%%
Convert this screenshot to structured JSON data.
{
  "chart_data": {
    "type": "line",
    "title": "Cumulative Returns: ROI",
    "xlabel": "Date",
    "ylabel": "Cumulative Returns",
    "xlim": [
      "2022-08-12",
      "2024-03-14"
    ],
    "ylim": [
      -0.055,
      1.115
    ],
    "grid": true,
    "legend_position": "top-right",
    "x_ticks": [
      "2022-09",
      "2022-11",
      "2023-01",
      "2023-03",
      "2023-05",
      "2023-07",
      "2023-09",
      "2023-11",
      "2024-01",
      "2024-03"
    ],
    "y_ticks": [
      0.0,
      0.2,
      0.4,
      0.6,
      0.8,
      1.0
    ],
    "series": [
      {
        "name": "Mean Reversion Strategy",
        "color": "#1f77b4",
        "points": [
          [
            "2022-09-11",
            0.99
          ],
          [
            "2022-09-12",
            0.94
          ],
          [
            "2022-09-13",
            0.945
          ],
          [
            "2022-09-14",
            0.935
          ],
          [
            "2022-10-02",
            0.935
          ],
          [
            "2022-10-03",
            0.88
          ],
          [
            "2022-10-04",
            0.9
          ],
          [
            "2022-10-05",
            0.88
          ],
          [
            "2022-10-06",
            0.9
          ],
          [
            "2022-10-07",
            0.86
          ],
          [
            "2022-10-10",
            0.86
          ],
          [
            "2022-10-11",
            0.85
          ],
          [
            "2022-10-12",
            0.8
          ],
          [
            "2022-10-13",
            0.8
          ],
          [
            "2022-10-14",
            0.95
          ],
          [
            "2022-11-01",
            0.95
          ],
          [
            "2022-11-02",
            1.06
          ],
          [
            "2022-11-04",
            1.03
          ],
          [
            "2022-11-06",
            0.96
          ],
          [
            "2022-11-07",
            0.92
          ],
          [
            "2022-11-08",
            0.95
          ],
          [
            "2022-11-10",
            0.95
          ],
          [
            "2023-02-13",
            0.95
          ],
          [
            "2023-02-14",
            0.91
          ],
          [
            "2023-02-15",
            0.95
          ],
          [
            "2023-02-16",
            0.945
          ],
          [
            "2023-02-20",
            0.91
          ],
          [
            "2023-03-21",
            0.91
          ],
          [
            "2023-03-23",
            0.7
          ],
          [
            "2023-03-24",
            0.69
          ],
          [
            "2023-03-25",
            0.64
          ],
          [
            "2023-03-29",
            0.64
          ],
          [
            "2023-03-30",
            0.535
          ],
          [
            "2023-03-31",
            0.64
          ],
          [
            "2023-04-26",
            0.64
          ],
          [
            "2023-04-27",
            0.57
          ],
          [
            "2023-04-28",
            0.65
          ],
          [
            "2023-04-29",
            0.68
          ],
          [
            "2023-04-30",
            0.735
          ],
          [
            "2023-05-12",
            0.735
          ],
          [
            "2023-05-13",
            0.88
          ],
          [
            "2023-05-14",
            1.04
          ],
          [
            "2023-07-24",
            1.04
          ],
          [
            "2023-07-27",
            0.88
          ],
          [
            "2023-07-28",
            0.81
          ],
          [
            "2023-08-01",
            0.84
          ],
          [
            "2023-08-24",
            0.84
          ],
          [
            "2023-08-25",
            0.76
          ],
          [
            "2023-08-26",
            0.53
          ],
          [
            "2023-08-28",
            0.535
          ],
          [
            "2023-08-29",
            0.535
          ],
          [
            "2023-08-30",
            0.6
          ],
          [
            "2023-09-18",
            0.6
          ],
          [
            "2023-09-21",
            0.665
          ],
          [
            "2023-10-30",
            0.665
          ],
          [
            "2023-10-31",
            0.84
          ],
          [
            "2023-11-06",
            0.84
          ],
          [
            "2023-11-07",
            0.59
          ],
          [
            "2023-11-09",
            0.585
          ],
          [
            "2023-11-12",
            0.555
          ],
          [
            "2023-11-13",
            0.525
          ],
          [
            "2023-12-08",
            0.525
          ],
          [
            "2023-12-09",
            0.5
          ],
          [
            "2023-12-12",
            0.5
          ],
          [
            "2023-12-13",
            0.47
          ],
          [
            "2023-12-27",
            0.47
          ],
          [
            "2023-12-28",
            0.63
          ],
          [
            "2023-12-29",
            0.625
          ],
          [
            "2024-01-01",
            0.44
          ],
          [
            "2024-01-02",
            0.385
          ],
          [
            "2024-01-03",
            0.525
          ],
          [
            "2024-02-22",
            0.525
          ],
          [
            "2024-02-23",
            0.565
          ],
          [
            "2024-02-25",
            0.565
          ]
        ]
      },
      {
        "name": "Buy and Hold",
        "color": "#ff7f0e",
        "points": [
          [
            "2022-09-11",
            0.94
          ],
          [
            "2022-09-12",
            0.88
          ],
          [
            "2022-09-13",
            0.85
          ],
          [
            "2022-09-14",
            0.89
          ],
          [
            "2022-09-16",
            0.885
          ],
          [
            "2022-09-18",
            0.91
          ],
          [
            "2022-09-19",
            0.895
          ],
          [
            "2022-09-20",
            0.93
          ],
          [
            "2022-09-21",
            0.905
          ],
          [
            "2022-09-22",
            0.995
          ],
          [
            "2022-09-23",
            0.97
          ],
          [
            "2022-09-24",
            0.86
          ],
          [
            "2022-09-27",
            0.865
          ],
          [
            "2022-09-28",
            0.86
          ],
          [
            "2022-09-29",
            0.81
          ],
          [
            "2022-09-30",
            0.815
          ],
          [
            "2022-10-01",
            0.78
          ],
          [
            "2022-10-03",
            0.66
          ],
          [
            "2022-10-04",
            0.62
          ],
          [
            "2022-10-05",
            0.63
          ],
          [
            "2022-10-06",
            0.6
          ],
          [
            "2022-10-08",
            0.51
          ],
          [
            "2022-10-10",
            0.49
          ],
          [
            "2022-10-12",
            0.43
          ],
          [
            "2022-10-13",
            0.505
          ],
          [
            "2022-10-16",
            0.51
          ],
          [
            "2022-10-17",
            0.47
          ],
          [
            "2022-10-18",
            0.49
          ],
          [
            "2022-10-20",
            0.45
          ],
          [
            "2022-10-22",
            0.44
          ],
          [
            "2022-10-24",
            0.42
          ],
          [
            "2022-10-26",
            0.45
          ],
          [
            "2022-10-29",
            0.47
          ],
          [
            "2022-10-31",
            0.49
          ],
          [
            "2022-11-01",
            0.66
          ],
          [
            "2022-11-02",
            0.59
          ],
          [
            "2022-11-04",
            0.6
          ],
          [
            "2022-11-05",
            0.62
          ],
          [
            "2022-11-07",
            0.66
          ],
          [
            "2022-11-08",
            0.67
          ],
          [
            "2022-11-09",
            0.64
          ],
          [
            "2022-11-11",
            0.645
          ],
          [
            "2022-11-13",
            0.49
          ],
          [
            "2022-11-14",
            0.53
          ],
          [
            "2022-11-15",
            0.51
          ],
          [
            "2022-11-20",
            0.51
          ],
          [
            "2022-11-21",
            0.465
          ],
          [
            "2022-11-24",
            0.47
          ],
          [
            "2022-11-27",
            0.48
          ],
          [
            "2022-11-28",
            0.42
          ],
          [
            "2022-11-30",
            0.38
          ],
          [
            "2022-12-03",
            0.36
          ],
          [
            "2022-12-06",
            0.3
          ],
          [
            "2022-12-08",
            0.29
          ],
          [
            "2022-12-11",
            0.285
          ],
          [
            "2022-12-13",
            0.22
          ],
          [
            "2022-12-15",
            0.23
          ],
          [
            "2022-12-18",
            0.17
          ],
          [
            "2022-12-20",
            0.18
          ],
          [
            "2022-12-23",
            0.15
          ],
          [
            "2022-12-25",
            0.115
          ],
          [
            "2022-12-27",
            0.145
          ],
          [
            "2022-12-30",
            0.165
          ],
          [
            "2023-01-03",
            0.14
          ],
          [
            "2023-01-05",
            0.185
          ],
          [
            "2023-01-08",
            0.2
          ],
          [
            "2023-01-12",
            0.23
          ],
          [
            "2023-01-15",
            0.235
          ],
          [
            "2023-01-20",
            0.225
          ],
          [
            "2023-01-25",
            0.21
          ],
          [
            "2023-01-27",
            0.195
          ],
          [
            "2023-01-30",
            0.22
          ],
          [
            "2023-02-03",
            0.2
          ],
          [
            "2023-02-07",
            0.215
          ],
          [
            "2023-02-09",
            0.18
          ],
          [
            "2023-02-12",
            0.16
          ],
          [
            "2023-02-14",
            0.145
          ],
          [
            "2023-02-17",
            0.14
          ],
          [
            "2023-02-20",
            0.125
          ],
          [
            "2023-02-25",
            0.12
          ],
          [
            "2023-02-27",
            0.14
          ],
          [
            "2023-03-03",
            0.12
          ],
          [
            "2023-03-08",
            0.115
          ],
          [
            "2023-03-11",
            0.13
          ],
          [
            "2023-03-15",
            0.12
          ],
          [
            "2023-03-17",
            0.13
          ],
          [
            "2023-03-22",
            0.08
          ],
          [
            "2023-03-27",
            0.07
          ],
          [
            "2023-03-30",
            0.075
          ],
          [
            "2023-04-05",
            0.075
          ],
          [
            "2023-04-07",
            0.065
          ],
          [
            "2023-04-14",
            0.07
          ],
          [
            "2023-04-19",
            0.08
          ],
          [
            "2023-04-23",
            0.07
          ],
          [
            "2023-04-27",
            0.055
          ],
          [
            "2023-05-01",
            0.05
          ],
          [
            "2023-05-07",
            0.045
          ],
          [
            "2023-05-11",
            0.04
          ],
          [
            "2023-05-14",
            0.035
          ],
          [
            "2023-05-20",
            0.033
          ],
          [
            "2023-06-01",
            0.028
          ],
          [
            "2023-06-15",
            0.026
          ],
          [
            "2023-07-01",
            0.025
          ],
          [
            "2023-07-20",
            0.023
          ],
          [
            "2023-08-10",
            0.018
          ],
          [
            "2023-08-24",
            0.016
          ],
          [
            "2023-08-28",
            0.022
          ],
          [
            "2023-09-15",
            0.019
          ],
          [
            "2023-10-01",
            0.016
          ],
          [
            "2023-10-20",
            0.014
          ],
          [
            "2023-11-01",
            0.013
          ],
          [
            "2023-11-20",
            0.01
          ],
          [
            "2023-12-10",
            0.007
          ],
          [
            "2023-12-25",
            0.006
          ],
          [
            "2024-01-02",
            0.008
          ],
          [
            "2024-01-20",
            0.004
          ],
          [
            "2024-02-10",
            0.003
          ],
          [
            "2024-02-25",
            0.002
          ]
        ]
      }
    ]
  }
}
%%
Scan the entries above for the word "name" and collect each line holding it.

        "name": "Mean Reversion Strategy",
        "name": "Buy and Hold",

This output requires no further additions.